Begin GIVEN INFORMATION

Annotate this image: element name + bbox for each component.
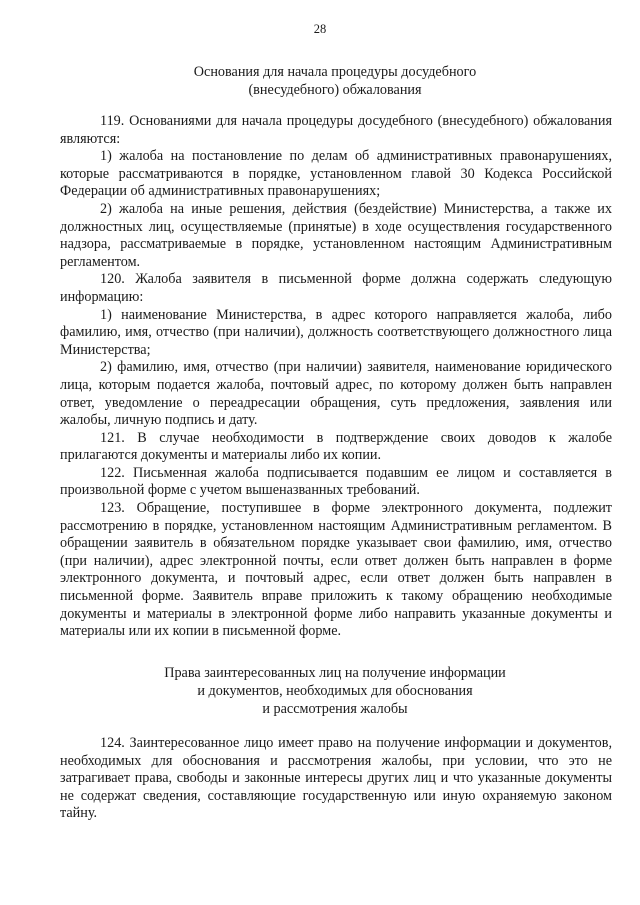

End GIVEN INFORMATION
Begin GIVEN INFORMATION

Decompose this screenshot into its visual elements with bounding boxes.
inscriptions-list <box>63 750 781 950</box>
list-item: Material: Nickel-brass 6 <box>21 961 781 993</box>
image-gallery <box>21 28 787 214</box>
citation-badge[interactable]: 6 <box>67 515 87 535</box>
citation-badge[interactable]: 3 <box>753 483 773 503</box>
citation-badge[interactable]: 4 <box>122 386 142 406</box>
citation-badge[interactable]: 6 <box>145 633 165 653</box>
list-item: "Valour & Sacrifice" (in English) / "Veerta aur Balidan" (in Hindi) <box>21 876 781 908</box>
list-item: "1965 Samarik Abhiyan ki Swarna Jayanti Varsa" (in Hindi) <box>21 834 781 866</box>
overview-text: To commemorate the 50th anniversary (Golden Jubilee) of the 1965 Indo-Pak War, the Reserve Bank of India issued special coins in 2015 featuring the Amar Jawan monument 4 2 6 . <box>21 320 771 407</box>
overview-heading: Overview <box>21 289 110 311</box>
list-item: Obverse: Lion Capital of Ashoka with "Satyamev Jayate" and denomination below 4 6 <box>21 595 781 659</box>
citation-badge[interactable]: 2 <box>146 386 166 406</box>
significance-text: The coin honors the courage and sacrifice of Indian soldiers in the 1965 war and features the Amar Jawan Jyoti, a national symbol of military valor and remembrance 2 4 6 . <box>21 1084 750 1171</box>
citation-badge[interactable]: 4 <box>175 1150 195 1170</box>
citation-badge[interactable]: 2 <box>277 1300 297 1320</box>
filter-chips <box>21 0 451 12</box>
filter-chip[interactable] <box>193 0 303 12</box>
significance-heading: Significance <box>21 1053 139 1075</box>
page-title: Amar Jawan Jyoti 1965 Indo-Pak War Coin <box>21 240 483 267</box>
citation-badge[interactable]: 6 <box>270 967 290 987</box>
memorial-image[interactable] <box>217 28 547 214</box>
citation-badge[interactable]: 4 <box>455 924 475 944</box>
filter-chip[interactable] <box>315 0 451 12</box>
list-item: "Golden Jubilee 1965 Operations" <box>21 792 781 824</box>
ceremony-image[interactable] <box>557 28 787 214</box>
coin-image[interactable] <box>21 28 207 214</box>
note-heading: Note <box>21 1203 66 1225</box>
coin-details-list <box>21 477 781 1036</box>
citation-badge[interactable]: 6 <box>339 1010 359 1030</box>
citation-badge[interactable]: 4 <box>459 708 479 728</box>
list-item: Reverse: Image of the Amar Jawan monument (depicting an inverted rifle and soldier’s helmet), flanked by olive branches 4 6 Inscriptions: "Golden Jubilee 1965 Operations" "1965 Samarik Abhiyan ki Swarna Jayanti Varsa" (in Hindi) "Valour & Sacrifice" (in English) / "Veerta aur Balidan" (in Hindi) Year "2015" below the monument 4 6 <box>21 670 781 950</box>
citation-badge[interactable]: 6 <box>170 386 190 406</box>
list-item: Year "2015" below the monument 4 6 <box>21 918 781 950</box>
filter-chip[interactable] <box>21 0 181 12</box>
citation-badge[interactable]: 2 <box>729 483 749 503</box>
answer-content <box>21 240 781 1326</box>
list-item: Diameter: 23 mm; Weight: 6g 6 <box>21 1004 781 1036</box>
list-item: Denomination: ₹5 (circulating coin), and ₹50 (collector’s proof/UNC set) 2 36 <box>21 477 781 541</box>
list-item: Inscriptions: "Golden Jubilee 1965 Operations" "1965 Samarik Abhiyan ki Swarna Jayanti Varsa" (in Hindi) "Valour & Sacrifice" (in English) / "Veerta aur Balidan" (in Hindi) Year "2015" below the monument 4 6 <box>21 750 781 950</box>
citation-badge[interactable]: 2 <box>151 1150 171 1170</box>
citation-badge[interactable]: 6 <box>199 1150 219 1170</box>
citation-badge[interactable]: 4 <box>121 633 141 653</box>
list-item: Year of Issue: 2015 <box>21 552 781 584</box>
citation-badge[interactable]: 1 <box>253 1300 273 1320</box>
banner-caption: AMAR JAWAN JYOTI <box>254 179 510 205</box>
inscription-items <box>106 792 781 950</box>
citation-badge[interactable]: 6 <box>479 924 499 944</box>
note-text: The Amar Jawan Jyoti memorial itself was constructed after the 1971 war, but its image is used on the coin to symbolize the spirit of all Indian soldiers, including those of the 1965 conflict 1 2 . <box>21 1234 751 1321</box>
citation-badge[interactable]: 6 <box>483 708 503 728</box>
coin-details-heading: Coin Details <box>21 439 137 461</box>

End GIVEN INFORMATION

**WRITTEN PROBLEM:**
Output the items from the line with "Decompose this screenshot" through the line with "significance-heading: Significance <box>21", both included, as a Markdown table with columns Row and Line, numbering each line and leaving out blank ones.

**WORKED ANSWER:**
| Row | Line |
|---|---|
| 1 | Decompose this screenshot into its visual elements with bounding boxes. |
| 2 | inscriptions-list <box>63 750 781 950</box> |
| 3 | list-item: Material: Nickel-brass 6 <box>21 961 781 993</box> |
| 4 | image-gallery <box>21 28 787 214</box> |
| 5 | citation-badge[interactable]: 6 <box>67 515 87 535</box> |
| 6 | citation-badge[interactable]: 3 <box>753 483 773 503</box> |
| 7 | citation-badge[interactable]: 4 <box>122 386 142 406</box> |
| 8 | citation-badge[interactable]: 6 <box>145 633 165 653</box> |
| 9 | list-item: "Valour & Sacrifice" (in English) / "Veerta aur Balidan" (in Hindi) <box>21 876 781 908</box> |
| 10 | list-item: "1965 Samarik Abhiyan ki Swarna Jayanti Varsa" (in Hindi) <box>21 834 781 866</box> |
| 11 | overview-text: To commemorate the 50th anniversary (Golden Jubilee) of the 1965 Indo-Pak War, the Reserve Bank of India issued special coins in 2015 featuring the Amar Jawan monument 4 2 6 . <box>21 320 771 407</box> |
| 12 | overview-heading: Overview <box>21 289 110 311</box> |
| 13 | list-item: Obverse: Lion Capital of Ashoka with "Satyamev Jayate" and denomination below 4 6 <box>21 595 781 659</box> |
| 14 | citation-badge[interactable]: 2 <box>146 386 166 406</box> |
| 15 | significance-text: The coin honors the courage and sacrifice of Indian soldiers in the 1965 war and features the Amar Jawan Jyoti, a national symbol of military valor and remembrance 2 4 6 . <box>21 1084 750 1171</box> |
| 16 | citation-badge[interactable]: 4 <box>175 1150 195 1170</box> |
| 17 | citation-badge[interactable]: 2 <box>277 1300 297 1320</box> |
| 18 | filter-chips <box>21 0 451 12</box> |
| 19 | filter-chip[interactable] <box>193 0 303 12</box> |
| 20 | significance-heading: Significance <box>21 1053 139 1075</box> |